=== What you have to do ===
Each entry below is to be transcribed exactly.

BEGIN Excerpted records

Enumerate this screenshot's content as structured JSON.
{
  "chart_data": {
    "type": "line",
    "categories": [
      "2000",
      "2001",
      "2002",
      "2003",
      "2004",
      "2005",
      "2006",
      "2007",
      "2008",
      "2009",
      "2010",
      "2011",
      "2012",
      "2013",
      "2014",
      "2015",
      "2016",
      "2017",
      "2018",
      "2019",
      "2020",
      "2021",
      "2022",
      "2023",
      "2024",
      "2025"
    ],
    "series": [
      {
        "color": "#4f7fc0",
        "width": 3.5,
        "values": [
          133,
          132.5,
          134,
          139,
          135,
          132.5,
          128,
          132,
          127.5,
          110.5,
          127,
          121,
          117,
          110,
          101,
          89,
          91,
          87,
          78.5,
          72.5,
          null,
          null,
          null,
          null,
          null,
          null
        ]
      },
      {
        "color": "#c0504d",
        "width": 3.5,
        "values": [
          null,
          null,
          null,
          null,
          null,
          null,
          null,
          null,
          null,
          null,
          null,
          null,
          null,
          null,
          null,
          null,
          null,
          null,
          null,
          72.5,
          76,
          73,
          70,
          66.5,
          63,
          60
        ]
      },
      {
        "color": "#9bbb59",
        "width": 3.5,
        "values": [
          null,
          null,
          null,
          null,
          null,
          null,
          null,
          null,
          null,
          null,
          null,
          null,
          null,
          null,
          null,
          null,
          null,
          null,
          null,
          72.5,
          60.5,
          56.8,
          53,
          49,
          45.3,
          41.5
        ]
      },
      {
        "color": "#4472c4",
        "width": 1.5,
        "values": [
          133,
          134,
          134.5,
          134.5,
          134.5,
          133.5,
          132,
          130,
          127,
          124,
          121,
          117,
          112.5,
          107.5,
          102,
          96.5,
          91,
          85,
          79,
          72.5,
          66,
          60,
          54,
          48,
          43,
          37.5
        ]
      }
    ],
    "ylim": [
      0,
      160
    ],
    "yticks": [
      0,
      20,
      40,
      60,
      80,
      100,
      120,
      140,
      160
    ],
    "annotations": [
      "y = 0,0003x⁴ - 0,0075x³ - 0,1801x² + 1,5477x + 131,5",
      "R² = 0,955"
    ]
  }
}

END Excerpted records

=== Correct response ===
Enumerate this screenshot's content as structured JSON.
{
  "chart_data": {
    "type": "line",
    "categories": [
      "2000",
      "2001",
      "2002",
      "2003",
      "2004",
      "2005",
      "2006",
      "2007",
      "2008",
      "2009",
      "2010",
      "2011",
      "2012",
      "2013",
      "2014",
      "2015",
      "2016",
      "2017",
      "2018",
      "2019",
      "2020",
      "2021",
      "2022",
      "2023",
      "2024",
      "2025"
    ],
    "series": [
      {
        "color": "#4f7fc0",
        "width": 3.5,
        "values": [
          133,
          132.5,
          134,
          139,
          135,
          132.5,
          128,
          132,
          127.5,
          110.5,
          127,
          121,
          117,
          110,
          101,
          89,
          91,
          87,
          78.5,
          72.5,
          null,
          null,
          null,
          null,
          null,
          null
        ]
      },
      {
        "color": "#c0504d",
        "width": 3.5,
        "values": [
          null,
          null,
          null,
          null,
          null,
          null,
          null,
          null,
          null,
          null,
          null,
          null,
          null,
          null,
          null,
          null,
          null,
          null,
          null,
          72.5,
          76,
          73,
          70,
          66.5,
          63,
          60
        ]
      },
      {
        "color": "#9bbb59",
        "width": 3.5,
        "values": [
          null,
          null,
          null,
          null,
          null,
          null,
          null,
          null,
          null,
          null,
          null,
          null,
          null,
          null,
          null,
          null,
          null,
          null,
          null,
          72.5,
          60.5,
          56.8,
          53,
          49,
          45.3,
          41.5
        ]
      },
      {
        "color": "#4472c4",
        "width": 1.5,
        "values": [
          133,
          134,
          134.5,
          134.5,
          134.5,
          133.5,
          132,
          130,
          127,
          124,
          121,
          117,
          112.5,
          107.5,
          102,
          96.5,
          91,
          85,
          79,
          72.5,
          66,
          60,
          54,
          48,
          43,
          37.5
        ]
      }
    ],
    "ylim": [
      0,
      160
    ],
    "yticks": [
      0,
      20,
      40,
      60,
      80,
      100,
      120,
      140,
      160
    ],
    "annotations": [
      "y = 0,0003x⁴ - 0,0075x³ - 0,1801x² + 1,5477x + 131,5",
      "R² = 0,955"
    ]
  }
}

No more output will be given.